Instruction
Can you output the records below exactly as they are written?

Records to use

....................

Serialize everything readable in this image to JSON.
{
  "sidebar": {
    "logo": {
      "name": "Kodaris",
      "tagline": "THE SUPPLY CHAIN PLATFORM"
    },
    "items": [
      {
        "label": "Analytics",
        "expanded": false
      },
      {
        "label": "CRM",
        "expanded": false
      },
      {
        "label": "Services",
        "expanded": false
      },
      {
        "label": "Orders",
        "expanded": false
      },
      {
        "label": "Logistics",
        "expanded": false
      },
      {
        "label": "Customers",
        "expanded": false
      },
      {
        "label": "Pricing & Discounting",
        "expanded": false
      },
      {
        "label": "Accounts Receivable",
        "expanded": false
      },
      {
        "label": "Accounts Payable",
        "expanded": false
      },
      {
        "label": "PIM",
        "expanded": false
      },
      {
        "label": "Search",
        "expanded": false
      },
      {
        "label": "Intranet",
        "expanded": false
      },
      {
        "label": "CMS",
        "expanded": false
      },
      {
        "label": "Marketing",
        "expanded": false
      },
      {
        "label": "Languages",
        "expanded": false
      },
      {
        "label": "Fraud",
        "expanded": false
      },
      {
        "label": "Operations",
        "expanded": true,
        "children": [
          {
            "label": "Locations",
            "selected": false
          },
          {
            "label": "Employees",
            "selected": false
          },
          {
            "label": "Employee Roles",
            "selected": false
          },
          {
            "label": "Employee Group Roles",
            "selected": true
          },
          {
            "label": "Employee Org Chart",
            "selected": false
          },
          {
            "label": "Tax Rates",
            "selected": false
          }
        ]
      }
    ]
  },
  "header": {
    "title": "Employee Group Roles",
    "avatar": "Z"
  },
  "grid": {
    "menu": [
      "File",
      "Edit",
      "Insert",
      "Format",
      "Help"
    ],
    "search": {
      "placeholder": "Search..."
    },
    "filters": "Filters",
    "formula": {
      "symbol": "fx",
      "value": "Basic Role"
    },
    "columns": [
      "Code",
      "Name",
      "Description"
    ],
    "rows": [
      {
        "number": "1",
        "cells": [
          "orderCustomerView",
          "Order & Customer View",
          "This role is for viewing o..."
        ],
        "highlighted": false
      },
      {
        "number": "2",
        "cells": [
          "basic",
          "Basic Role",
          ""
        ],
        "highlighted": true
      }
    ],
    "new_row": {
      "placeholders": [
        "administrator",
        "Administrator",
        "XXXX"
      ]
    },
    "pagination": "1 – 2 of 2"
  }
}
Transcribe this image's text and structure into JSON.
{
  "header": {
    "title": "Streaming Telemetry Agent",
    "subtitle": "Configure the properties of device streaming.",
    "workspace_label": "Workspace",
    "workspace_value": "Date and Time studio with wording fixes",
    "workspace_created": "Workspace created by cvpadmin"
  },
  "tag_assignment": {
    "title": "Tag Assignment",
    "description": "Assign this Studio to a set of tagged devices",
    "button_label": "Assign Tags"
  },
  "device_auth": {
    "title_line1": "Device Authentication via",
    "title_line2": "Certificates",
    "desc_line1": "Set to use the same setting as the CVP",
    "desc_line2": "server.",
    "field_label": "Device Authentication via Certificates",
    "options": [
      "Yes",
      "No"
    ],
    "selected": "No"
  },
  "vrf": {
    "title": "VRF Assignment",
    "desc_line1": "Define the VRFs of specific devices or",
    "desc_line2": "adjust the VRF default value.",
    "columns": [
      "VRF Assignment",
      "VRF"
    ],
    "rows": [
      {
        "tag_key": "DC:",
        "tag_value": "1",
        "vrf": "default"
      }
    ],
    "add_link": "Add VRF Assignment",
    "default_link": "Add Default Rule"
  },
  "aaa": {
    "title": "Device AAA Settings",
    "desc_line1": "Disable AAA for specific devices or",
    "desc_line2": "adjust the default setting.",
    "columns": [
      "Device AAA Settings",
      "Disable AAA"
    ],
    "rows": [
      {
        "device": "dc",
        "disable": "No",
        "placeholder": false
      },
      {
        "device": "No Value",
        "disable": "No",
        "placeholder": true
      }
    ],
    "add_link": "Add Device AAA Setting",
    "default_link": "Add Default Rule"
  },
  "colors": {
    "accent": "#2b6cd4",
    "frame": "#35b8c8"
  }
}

....................

The reply
Serialize everything readable in this image to JSON.
{
  "sidebar": {
    "logo": {
      "name": "Kodaris",
      "tagline": "THE SUPPLY CHAIN PLATFORM"
    },
    "items": [
      {
        "label": "Analytics",
        "expanded": false
      },
      {
        "label": "CRM",
        "expanded": false
      },
      {
        "label": "Services",
        "expanded": false
      },
      {
        "label": "Orders",
        "expanded": false
      },
      {
        "label": "Logistics",
        "expanded": false
      },
      {
        "label": "Customers",
        "expanded": false
      },
      {
        "label": "Pricing & Discounting",
        "expanded": false
      },
      {
        "label": "Accounts Receivable",
        "expanded": false
      },
      {
        "label": "Accounts Payable",
        "expanded": false
      },
      {
        "label": "PIM",
        "expanded": false
      },
      {
        "label": "Search",
        "expanded": false
      },
      {
        "label": "Intranet",
        "expanded": false
      },
      {
        "label": "CMS",
        "expanded": false
      },
      {
        "label": "Marketing",
        "expanded": false
      },
      {
        "label": "Languages",
        "expanded": false
      },
      {
        "label": "Fraud",
        "expanded": false
      },
      {
        "label": "Operations",
        "expanded": true,
        "children": [
          {
            "label": "Locations",
            "selected": false
          },
          {
            "label": "Employees",
            "selected": false
          },
          {
            "label": "Employee Roles",
            "selected": false
          },
          {
            "label": "Employee Group Roles",
            "selected": true
          },
          {
            "label": "Employee Org Chart",
            "selected": false
          },
          {
            "label": "Tax Rates",
            "selected": false
          }
        ]
      }
    ]
  },
  "header": {
    "title": "Employee Group Roles",
    "avatar": "Z"
  },
  "grid": {
    "menu": [
      "File",
      "Edit",
      "Insert",
      "Format",
      "Help"
    ],
    "search": {
      "placeholder": "Search..."
    },
    "filters": "Filters",
    "formula": {
      "symbol": "fx",
      "value": "Basic Role"
    },
    "columns": [
      "Code",
      "Name",
      "Description"
    ],
    "rows": [
      {
        "number": "1",
        "cells": [
          "orderCustomerView",
          "Order & Customer View",
          "This role is for viewing o..."
        ],
        "highlighted": false
      },
      {
        "number": "2",
        "cells": [
          "basic",
          "Basic Role",
          ""
        ],
        "highlighted": true
      }
    ],
    "new_row": {
      "placeholders": [
        "administrator",
        "Administrator",
        "XXXX"
      ]
    },
    "pagination": "1 – 2 of 2"
  }
}
Transcribe this image's text and structure into JSON.
{
  "header": {
    "title": "Streaming Telemetry Agent",
    "subtitle": "Configure the properties of device streaming.",
    "workspace_label": "Workspace",
    "workspace_value": "Date and Time studio with wording fixes",
    "workspace_created": "Workspace created by cvpadmin"
  },
  "tag_assignment": {
    "title": "Tag Assignment",
    "description": "Assign this Studio to a set of tagged devices",
    "button_label": "Assign Tags"
  },
  "device_auth": {
    "title_line1": "Device Authentication via",
    "title_line2": "Certificates",
    "desc_line1": "Set to use the same setting as the CVP",
    "desc_line2": "server.",
    "field_label": "Device Authentication via Certificates",
    "options": [
      "Yes",
      "No"
    ],
    "selected": "No"
  },
  "vrf": {
    "title": "VRF Assignment",
    "desc_line1": "Define the VRFs of specific devices or",
    "desc_line2": "adjust the VRF default value.",
    "columns": [
      "VRF Assignment",
      "VRF"
    ],
    "rows": [
      {
        "tag_key": "DC:",
        "tag_value": "1",
        "vrf": "default"
      }
    ],
    "add_link": "Add VRF Assignment",
    "default_link": "Add Default Rule"
  },
  "aaa": {
    "title": "Device AAA Settings",
    "desc_line1": "Disable AAA for specific devices or",
    "desc_line2": "adjust the default setting.",
    "columns": [
      "Device AAA Settings",
      "Disable AAA"
    ],
    "rows": [
      {
        "device": "dc",
        "disable": "No",
        "placeholder": false
      },
      {
        "device": "No Value",
        "disable": "No",
        "placeholder": true
      }
    ],
    "add_link": "Add Device AAA Setting",
    "default_link": "Add Default Rule"
  },
  "colors": {
    "accent": "#2b6cd4",
    "frame": "#35b8c8"
  }
}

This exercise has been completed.